What to produce:
Reproduce all lines of the listing below in which the word "Very" occurs.

--- Start of Data to use ---

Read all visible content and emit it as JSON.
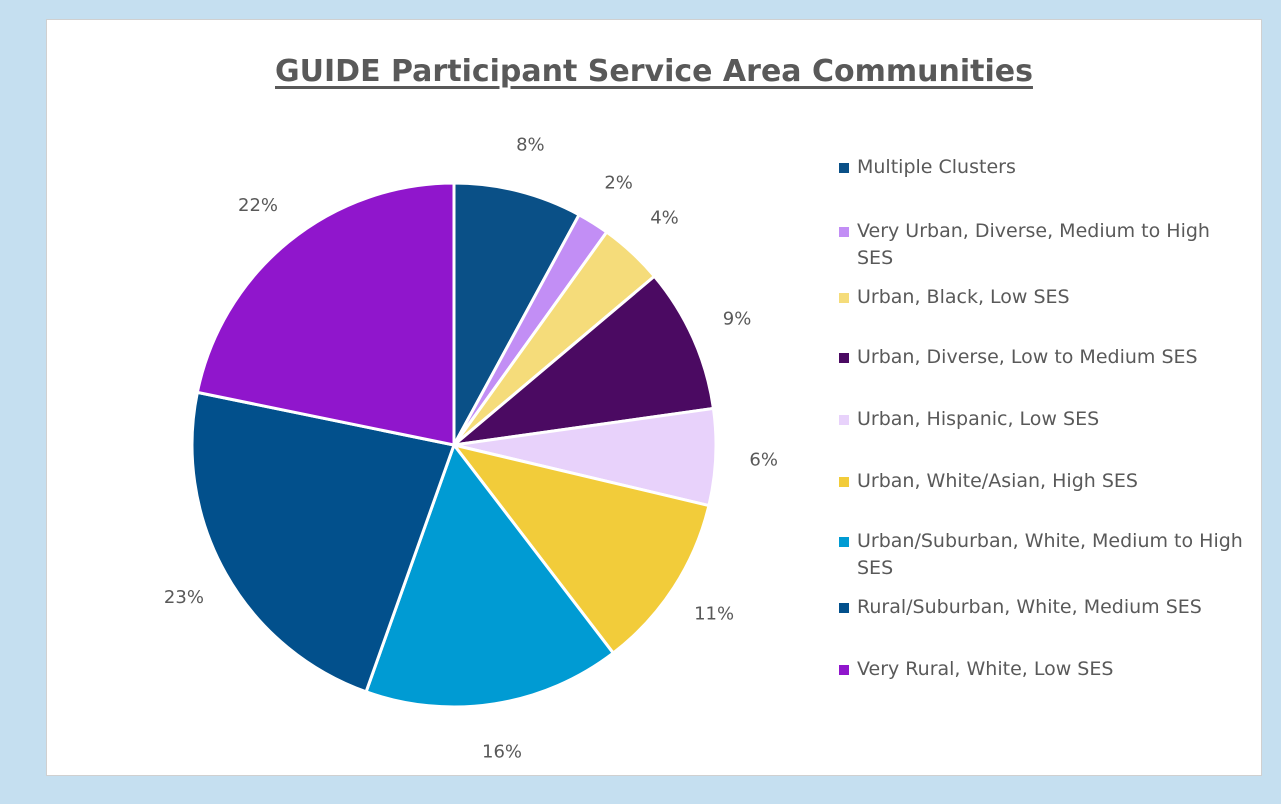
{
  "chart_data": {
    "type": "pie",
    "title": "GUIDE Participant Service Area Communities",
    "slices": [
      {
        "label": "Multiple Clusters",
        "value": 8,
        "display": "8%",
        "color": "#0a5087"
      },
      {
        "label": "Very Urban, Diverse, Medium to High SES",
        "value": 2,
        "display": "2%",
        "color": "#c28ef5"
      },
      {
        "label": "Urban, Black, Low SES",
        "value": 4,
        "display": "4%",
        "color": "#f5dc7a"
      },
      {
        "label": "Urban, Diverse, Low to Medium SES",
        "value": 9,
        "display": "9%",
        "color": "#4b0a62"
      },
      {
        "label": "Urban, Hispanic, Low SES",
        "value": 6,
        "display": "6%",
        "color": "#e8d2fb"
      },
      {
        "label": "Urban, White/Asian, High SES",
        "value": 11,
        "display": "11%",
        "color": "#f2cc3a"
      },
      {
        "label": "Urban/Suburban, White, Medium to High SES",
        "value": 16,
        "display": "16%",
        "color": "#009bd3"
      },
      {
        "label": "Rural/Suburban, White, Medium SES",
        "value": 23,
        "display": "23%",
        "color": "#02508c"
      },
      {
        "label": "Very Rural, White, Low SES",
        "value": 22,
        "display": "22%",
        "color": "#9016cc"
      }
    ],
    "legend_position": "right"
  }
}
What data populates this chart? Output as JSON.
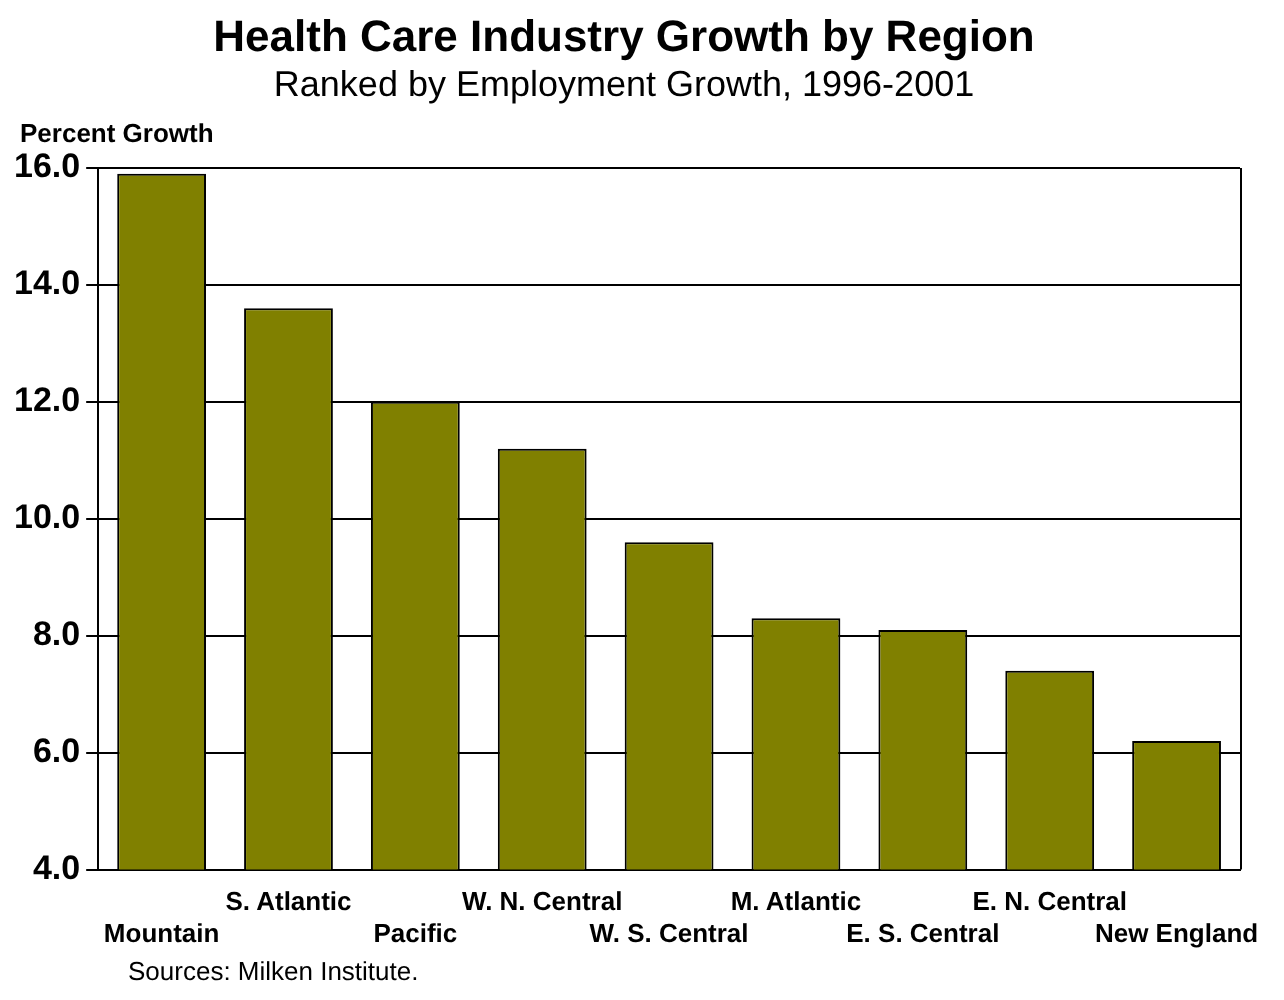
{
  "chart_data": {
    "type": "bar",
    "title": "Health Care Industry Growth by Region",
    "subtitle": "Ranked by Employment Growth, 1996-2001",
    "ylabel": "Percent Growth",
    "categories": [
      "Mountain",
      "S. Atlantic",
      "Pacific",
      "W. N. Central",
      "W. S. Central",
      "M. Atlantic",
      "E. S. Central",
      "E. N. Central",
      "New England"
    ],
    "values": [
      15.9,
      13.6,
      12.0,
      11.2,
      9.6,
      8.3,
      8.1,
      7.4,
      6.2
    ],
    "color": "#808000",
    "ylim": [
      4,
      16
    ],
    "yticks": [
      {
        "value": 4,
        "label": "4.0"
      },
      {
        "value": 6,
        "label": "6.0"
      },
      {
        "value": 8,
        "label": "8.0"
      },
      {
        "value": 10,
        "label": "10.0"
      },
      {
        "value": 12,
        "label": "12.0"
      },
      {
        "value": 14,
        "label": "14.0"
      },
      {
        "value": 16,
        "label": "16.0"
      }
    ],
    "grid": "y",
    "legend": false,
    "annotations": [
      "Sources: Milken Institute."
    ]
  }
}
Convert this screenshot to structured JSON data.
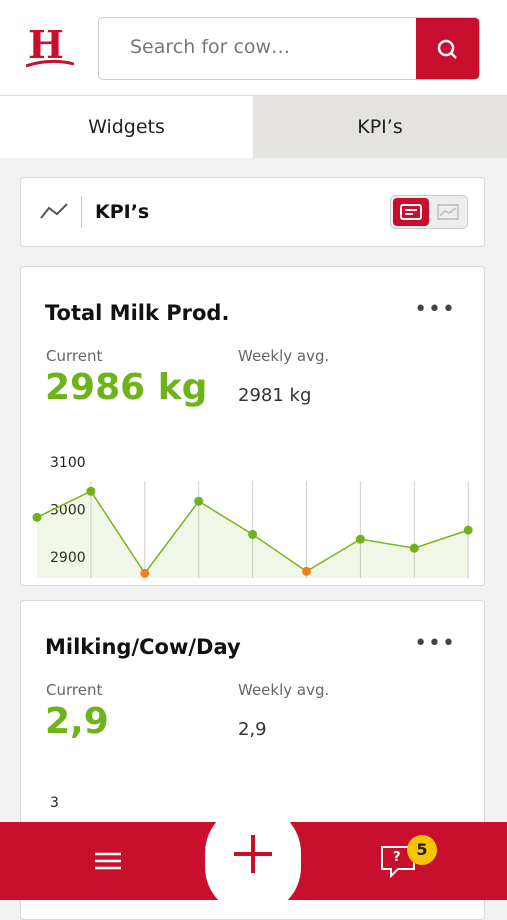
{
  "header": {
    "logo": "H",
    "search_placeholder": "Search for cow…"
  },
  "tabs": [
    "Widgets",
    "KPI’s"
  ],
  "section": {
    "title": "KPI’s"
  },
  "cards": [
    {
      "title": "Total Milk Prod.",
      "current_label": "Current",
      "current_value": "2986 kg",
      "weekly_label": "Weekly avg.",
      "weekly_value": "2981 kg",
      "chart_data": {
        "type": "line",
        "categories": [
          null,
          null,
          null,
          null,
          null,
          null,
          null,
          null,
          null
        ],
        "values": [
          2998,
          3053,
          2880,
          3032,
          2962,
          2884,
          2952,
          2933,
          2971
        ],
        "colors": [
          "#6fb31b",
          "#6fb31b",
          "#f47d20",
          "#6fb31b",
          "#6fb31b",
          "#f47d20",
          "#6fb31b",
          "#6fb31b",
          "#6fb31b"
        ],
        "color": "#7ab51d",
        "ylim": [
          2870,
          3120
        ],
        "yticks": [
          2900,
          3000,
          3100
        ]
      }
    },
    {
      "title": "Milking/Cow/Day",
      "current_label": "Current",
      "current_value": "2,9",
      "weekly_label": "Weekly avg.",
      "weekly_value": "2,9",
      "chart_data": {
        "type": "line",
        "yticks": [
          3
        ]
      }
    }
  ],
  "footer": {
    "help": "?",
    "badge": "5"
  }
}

--- End of Data to use ---

Complete answer:
        "label": "Very Urban, Diverse, Medium to High SES",
        "label": "Very Rural, White, Low SES",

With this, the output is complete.